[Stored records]
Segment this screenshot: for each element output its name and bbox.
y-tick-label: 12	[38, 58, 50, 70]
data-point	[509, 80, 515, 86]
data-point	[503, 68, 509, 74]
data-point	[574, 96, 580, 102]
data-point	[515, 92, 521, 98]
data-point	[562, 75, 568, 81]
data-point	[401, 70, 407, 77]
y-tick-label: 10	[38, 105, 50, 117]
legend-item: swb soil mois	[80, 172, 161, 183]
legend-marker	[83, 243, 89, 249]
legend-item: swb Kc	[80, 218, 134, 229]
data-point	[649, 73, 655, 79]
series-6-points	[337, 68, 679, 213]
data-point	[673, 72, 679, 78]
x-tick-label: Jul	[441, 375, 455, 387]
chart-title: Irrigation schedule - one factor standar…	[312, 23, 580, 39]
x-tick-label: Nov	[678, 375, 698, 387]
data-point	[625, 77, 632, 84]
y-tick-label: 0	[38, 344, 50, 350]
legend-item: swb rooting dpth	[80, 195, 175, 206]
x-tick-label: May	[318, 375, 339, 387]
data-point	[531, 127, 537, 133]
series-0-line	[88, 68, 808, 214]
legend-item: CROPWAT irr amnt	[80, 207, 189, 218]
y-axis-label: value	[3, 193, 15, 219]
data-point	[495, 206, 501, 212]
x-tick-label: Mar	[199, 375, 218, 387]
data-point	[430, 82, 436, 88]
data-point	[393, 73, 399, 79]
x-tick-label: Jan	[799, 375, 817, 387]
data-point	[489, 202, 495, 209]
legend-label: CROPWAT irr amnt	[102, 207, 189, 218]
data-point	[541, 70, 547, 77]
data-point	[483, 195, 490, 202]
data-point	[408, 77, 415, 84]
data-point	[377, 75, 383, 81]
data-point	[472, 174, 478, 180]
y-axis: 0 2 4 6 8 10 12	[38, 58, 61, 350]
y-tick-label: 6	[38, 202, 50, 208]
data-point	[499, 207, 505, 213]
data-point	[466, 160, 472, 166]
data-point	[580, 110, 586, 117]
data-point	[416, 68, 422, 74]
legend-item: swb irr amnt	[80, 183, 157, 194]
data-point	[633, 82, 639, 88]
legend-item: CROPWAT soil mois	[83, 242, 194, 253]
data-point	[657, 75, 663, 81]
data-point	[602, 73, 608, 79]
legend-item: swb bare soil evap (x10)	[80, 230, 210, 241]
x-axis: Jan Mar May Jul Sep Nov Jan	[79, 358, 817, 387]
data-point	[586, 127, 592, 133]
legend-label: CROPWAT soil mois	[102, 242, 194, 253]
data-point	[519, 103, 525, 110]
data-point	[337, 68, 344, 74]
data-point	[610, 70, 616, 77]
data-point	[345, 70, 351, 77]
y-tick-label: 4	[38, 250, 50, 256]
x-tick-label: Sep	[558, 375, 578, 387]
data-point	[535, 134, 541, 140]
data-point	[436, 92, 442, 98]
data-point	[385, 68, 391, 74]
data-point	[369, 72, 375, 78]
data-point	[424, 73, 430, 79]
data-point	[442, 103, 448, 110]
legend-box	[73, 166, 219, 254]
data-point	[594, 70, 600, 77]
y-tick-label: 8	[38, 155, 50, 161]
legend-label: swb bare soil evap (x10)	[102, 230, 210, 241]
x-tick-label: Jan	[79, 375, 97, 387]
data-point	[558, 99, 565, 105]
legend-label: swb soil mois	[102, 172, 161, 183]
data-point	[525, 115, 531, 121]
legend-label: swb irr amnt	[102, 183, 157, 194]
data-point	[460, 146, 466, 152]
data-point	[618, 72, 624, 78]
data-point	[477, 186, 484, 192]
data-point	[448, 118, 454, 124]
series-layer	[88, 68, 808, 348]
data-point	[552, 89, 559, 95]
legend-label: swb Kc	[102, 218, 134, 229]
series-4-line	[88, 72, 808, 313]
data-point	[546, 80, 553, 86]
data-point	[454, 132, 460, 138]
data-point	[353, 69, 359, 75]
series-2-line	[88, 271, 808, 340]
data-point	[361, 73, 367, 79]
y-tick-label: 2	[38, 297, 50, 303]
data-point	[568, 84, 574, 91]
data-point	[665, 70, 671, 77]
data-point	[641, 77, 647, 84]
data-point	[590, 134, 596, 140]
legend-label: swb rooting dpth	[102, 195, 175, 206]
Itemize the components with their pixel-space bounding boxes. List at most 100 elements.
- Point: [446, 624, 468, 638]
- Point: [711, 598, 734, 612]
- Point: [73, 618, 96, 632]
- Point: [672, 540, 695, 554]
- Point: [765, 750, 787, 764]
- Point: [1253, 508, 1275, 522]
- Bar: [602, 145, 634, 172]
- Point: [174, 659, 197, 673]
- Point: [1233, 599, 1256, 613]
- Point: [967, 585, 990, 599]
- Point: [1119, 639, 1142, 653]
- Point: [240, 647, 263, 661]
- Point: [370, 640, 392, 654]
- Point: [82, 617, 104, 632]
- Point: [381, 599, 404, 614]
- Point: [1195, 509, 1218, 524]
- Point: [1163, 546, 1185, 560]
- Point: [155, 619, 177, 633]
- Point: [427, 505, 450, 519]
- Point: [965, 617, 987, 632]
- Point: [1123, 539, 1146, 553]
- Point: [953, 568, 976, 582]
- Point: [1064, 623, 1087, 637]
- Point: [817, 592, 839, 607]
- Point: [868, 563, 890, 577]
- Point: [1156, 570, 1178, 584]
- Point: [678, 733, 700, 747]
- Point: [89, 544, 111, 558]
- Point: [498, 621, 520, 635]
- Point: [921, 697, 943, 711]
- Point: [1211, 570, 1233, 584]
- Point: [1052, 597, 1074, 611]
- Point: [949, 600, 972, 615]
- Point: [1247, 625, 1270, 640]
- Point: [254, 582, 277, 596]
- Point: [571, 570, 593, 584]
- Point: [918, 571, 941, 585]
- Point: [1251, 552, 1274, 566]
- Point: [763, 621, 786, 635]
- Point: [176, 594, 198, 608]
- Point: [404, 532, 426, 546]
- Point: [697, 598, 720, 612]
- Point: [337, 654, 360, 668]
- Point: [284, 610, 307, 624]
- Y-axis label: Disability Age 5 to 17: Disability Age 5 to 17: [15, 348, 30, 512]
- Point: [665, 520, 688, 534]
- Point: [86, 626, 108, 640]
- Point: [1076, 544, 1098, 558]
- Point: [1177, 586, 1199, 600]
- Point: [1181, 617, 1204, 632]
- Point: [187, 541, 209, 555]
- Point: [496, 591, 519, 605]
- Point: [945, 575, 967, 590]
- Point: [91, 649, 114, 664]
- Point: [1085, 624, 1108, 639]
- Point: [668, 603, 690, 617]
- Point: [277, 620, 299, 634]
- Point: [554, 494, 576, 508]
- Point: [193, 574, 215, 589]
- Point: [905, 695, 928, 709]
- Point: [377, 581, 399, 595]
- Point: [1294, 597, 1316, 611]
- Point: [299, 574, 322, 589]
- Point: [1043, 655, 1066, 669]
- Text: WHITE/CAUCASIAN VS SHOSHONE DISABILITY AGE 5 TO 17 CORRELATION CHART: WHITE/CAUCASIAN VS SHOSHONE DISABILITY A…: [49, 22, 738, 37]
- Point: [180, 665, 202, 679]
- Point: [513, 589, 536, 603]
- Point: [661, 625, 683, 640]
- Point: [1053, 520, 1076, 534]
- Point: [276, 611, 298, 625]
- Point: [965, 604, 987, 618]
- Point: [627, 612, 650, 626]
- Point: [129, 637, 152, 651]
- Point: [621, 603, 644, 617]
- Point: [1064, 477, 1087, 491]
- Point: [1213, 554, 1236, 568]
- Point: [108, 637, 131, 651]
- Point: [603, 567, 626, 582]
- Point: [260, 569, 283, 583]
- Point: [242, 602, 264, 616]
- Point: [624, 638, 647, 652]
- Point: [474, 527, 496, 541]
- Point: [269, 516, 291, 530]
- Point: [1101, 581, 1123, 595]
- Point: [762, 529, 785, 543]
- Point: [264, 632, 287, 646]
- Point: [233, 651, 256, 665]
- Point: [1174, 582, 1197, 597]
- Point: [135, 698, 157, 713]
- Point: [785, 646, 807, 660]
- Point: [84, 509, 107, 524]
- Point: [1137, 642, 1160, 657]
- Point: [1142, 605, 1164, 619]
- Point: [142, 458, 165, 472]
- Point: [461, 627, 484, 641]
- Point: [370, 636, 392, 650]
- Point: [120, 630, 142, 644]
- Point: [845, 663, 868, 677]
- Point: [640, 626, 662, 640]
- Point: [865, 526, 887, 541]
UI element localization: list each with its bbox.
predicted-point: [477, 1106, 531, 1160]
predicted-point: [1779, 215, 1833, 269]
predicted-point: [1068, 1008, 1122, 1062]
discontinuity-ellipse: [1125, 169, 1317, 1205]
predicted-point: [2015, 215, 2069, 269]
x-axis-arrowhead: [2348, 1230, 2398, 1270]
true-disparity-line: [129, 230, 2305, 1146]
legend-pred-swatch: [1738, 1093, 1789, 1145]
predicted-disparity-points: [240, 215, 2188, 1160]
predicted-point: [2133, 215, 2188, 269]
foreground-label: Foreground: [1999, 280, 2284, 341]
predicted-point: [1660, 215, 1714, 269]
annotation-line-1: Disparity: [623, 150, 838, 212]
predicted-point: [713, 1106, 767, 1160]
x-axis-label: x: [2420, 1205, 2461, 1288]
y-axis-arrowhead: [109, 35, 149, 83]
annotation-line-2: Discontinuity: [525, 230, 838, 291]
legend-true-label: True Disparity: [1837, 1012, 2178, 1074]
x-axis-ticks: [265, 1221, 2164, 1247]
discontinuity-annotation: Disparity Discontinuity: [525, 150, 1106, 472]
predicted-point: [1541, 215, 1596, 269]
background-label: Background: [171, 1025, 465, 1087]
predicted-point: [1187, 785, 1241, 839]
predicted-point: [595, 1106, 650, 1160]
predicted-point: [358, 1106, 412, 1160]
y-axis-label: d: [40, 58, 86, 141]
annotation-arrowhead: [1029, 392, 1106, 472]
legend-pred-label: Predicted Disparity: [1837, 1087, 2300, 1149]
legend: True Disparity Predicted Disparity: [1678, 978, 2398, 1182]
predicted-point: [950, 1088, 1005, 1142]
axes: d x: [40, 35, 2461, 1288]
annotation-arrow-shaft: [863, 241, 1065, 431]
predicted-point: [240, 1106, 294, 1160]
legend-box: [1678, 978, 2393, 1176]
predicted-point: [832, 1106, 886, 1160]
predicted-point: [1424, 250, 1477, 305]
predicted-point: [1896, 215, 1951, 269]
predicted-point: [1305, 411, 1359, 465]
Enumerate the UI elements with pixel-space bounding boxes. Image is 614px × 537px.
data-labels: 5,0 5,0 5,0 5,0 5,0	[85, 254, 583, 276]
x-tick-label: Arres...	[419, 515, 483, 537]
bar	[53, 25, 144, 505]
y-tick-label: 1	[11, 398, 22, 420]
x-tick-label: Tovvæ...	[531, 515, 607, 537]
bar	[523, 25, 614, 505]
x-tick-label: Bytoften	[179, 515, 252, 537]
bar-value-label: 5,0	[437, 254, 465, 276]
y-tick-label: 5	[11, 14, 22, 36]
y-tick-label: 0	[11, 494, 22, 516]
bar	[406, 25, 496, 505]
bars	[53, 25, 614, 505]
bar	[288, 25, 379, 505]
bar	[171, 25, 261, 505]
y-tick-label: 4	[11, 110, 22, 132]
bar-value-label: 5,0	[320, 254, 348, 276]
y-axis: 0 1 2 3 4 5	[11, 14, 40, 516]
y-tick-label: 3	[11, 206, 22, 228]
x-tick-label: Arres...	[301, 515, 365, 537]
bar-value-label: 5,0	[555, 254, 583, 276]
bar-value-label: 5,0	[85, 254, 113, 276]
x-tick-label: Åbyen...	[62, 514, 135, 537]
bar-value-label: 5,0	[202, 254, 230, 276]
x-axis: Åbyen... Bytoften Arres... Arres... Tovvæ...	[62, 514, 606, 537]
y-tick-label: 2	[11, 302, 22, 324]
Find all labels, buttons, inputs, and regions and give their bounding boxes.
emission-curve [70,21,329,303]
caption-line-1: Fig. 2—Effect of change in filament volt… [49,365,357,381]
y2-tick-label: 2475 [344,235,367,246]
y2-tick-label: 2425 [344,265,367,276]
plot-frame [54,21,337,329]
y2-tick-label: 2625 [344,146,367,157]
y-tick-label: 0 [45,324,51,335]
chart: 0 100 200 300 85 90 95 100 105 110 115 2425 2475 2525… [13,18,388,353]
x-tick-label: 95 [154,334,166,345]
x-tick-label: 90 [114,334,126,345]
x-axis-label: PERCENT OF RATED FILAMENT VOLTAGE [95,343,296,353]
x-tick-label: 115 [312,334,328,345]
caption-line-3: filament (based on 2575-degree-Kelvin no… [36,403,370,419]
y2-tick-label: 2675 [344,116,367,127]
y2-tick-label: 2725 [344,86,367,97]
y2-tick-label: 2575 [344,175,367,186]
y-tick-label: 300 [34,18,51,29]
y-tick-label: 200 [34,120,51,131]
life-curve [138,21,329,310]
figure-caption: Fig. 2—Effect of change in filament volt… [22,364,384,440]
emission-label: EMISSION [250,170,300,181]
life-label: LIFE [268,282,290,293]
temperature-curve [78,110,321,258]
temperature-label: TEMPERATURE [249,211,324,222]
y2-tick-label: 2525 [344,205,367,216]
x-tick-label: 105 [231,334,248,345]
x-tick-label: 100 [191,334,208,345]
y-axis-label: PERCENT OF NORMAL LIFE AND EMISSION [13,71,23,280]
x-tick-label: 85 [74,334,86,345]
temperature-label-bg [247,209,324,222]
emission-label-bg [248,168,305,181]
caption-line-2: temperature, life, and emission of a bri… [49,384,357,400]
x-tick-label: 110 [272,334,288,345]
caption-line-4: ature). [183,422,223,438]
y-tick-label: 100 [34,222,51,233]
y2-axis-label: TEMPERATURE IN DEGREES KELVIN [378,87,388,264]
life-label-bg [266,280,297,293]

◆ **Directions for this task**
Lay out the lines from the start of the stored records through the line containing "75, 568, 81]", inclusive, as a Markdown table with the columns No. and Line. Give one row per line and skip any blank lines.

◆ **Solution to this task**
| No. | Line |
|---|---|
| 1 | Segment this screenshot: for each element output its name and bbox. |
| 2 | y-tick-label: 12	[38, 58, 50, 70] |
| 3 | data-point	[509, 80, 515, 86] |
| 4 | data-point	[503, 68, 509, 74] |
| 5 | data-point	[574, 96, 580, 102] |
| 6 | data-point	[515, 92, 521, 98] |
| 7 | data-point	[562, 75, 568, 81] |